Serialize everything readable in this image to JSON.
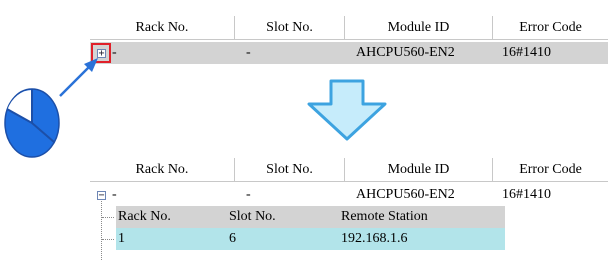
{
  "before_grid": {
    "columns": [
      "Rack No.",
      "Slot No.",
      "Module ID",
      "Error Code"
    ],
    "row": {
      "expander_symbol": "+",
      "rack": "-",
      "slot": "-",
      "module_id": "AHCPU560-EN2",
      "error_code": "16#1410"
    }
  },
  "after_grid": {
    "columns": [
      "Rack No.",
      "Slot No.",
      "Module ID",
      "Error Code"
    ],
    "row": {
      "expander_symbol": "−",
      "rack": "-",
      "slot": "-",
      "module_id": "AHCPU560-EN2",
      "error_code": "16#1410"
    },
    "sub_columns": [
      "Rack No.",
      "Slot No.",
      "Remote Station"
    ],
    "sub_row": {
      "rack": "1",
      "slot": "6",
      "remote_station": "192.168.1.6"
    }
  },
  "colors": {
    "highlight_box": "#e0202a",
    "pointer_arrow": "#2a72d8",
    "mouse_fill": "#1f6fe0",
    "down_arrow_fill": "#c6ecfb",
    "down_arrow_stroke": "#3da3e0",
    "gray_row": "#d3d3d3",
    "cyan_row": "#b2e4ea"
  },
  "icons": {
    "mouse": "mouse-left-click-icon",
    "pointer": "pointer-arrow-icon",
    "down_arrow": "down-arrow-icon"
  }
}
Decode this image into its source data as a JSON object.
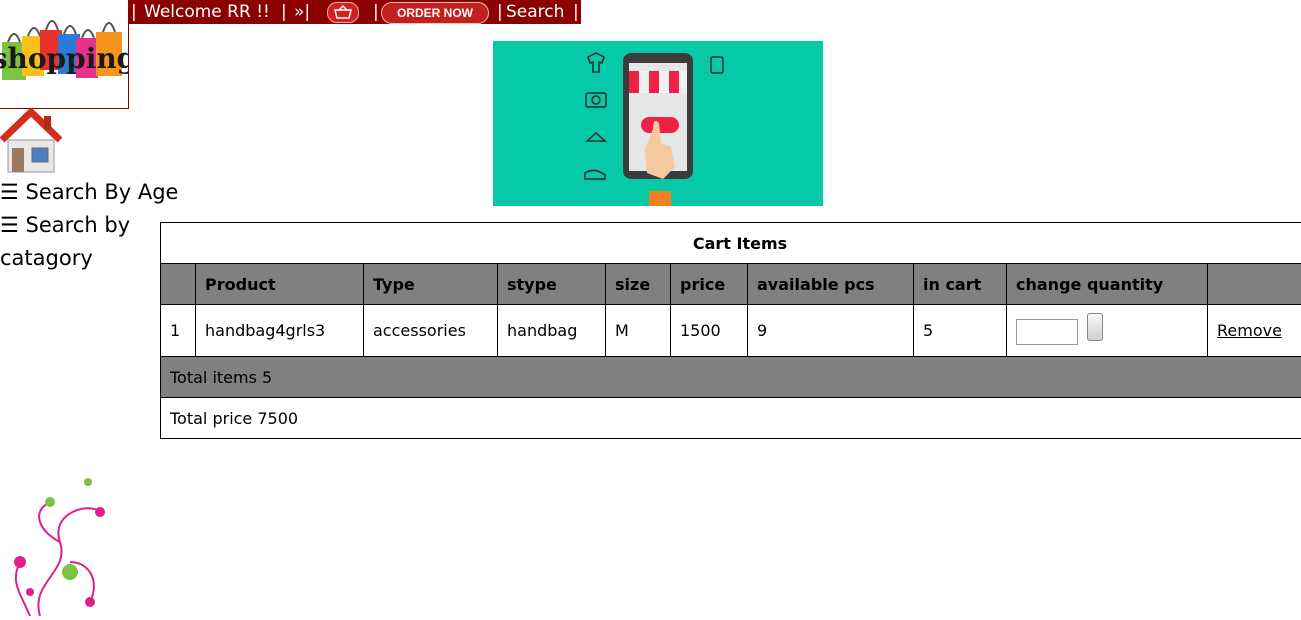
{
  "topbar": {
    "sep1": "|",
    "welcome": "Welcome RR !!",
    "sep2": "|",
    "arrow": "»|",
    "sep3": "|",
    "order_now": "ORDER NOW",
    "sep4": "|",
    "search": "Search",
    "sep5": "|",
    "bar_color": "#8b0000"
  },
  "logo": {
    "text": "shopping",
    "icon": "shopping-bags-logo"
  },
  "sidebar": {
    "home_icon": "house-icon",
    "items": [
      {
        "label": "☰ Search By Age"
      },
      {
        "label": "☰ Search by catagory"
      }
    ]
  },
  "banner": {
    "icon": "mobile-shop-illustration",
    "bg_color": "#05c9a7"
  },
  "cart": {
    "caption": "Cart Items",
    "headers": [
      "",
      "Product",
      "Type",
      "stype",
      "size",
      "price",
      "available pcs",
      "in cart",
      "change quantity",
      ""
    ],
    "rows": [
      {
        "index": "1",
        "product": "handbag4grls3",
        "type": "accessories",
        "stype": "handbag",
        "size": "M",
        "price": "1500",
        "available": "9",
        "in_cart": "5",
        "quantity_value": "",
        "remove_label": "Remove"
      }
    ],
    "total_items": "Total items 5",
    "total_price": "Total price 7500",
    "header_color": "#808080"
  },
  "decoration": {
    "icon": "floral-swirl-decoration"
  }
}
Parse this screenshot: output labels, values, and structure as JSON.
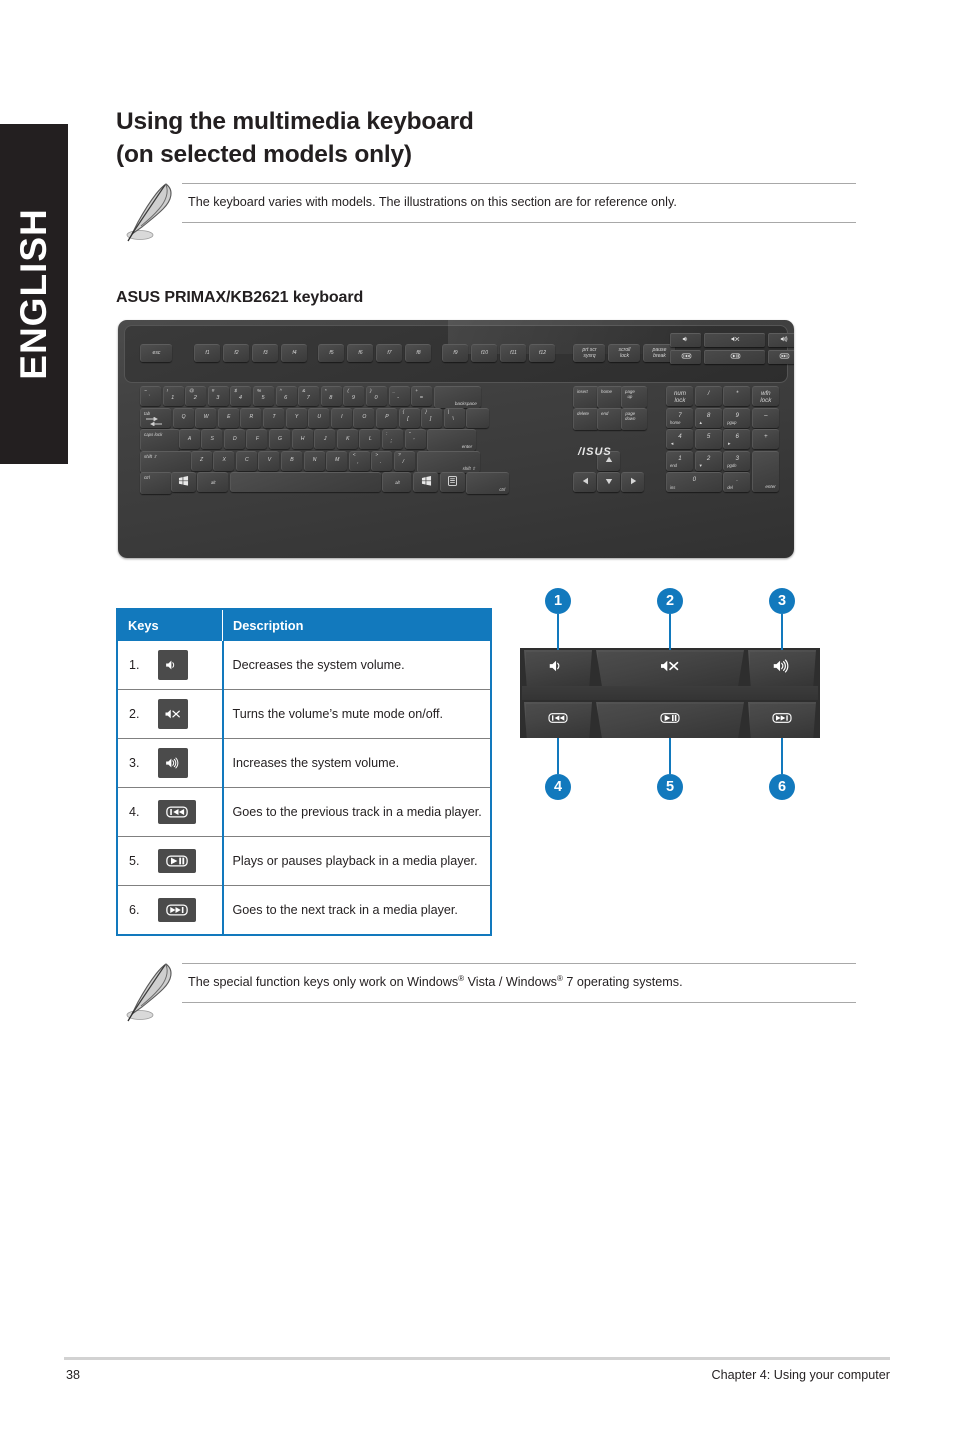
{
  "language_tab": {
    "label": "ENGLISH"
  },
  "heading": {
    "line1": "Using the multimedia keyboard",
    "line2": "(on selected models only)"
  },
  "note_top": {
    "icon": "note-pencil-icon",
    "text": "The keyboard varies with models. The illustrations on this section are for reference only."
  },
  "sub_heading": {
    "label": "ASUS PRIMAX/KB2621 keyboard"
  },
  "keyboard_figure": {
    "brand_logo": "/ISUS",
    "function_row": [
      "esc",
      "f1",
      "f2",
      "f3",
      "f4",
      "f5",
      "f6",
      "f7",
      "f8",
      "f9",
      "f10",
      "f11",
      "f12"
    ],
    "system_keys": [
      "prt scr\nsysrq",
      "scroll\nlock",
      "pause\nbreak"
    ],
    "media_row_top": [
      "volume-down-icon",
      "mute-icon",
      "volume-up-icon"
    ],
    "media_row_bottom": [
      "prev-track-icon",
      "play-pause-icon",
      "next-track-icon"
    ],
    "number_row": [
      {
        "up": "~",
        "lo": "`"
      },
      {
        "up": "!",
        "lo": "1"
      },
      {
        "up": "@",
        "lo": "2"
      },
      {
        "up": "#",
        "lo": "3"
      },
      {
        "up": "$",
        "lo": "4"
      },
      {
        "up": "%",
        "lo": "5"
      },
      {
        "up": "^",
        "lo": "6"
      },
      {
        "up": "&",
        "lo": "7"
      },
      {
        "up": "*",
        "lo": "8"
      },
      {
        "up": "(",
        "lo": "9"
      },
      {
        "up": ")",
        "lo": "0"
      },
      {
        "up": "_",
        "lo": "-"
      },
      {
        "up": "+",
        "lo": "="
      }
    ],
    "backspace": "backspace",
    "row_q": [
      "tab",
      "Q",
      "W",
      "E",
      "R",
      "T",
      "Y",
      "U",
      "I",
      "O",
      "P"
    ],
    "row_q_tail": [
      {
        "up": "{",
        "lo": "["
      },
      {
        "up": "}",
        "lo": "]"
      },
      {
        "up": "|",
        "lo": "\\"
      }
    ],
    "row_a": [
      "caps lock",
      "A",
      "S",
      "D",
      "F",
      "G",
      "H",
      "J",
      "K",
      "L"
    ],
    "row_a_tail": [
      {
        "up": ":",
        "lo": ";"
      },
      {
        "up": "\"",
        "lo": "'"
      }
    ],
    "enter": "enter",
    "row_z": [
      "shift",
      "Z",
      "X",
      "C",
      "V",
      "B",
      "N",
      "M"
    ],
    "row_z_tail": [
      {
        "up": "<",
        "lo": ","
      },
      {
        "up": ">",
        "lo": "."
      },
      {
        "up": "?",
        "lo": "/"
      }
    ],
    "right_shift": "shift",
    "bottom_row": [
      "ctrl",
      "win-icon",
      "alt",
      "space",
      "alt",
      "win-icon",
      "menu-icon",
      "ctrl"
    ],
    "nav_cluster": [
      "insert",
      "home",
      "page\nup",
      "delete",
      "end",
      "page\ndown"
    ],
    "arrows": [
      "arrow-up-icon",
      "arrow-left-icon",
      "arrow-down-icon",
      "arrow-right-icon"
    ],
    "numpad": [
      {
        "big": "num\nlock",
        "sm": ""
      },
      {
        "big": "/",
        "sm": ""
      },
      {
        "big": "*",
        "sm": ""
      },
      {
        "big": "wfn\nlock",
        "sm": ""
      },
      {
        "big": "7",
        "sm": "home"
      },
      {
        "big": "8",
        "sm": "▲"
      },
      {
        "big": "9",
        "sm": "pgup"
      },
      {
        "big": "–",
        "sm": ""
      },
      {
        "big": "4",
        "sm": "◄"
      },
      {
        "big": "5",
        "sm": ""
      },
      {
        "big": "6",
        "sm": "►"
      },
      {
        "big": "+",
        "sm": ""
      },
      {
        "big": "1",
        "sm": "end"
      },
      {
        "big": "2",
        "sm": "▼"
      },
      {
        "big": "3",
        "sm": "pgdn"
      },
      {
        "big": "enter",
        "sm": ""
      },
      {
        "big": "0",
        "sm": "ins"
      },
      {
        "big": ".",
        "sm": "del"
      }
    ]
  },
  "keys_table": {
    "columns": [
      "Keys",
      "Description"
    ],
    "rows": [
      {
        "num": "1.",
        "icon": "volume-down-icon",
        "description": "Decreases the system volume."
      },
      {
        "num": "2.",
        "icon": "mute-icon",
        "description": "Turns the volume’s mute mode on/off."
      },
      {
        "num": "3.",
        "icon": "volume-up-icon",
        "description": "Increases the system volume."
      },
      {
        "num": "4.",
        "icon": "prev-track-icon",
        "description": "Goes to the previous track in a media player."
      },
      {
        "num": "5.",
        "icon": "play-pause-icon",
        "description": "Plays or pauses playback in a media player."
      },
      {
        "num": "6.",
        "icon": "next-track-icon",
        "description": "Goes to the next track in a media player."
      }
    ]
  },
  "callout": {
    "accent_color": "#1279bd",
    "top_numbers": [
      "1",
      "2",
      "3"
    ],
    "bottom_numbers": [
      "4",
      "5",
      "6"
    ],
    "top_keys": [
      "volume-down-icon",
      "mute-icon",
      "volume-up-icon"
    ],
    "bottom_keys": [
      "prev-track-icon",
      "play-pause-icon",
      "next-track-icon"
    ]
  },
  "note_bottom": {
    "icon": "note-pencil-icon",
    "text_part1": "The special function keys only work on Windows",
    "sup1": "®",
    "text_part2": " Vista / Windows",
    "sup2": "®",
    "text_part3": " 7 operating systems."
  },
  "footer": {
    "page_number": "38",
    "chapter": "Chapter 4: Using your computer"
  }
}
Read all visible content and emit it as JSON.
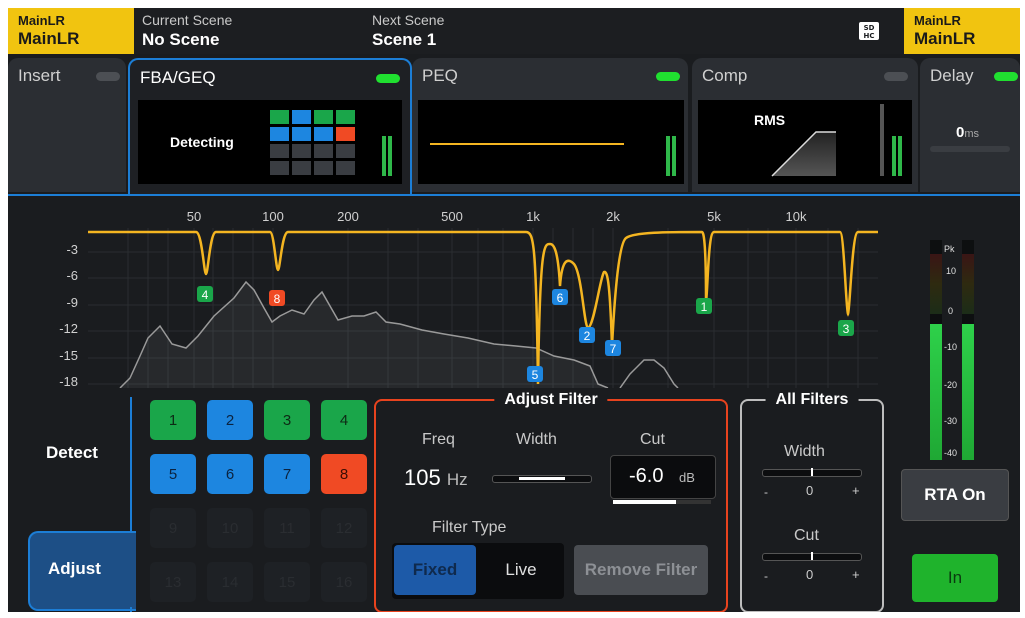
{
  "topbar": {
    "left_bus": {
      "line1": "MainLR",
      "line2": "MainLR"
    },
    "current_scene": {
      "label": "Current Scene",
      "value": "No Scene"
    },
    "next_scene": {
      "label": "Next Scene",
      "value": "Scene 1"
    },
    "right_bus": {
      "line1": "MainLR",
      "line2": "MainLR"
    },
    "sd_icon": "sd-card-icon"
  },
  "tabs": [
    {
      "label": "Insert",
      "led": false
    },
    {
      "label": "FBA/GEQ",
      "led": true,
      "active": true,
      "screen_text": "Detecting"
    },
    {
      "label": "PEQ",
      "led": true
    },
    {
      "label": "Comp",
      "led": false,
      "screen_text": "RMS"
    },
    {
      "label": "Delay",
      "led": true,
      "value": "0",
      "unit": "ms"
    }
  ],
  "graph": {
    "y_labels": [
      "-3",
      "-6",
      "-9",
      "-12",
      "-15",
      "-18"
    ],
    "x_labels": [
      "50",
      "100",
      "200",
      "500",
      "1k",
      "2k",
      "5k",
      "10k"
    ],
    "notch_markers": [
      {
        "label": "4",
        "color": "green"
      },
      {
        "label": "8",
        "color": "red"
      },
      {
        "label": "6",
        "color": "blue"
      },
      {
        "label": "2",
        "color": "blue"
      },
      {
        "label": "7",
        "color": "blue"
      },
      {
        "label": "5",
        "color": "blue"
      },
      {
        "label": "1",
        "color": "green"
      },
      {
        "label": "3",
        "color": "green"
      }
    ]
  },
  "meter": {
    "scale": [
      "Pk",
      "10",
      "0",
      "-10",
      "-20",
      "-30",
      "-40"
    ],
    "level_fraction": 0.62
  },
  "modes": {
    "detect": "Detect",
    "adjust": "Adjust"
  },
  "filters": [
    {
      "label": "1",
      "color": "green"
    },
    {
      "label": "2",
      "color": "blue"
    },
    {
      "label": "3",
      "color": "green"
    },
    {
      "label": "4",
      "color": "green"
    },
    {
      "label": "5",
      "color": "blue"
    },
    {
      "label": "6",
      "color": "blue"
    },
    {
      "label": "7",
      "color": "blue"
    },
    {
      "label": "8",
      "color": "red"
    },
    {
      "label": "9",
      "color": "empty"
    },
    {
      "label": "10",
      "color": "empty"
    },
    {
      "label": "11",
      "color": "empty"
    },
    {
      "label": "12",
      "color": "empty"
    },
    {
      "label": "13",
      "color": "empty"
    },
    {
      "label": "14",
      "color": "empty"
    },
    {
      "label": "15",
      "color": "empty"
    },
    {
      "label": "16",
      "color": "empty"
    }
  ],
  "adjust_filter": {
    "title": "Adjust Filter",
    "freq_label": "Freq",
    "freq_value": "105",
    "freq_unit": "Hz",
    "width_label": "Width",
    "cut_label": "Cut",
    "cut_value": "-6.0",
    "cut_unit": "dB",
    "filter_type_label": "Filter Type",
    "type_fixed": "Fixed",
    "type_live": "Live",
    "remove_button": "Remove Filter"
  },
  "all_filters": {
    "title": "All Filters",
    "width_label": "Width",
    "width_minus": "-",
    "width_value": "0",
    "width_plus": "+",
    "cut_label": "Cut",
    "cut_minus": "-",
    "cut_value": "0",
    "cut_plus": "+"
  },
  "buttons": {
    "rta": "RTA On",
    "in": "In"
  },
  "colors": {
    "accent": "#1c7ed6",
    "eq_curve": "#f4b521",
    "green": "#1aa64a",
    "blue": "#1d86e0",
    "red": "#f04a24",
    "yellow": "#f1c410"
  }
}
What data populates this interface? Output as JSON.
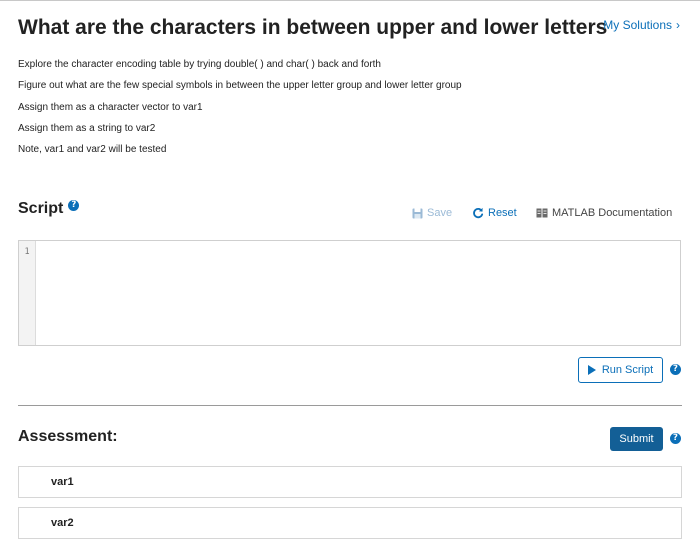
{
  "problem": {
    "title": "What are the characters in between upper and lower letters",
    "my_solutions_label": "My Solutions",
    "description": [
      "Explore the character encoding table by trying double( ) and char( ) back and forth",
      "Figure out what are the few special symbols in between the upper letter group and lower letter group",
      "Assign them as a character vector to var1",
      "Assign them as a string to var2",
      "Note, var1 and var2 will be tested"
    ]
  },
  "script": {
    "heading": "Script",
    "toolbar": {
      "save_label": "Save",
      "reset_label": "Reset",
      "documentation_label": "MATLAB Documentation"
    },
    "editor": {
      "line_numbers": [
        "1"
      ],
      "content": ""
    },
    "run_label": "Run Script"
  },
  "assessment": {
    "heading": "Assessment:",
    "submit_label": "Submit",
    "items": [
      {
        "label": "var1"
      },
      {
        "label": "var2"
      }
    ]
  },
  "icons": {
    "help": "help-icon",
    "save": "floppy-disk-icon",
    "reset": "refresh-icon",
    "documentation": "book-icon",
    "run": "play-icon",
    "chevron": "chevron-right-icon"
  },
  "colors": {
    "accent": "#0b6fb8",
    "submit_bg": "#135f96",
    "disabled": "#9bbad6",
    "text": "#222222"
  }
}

• • •

> _Goal_: Make a list of all lines in the data that contain "them".

> _Correct output_:
      "Assign them as a character vector to var1",
      "Assign them as a string to var2",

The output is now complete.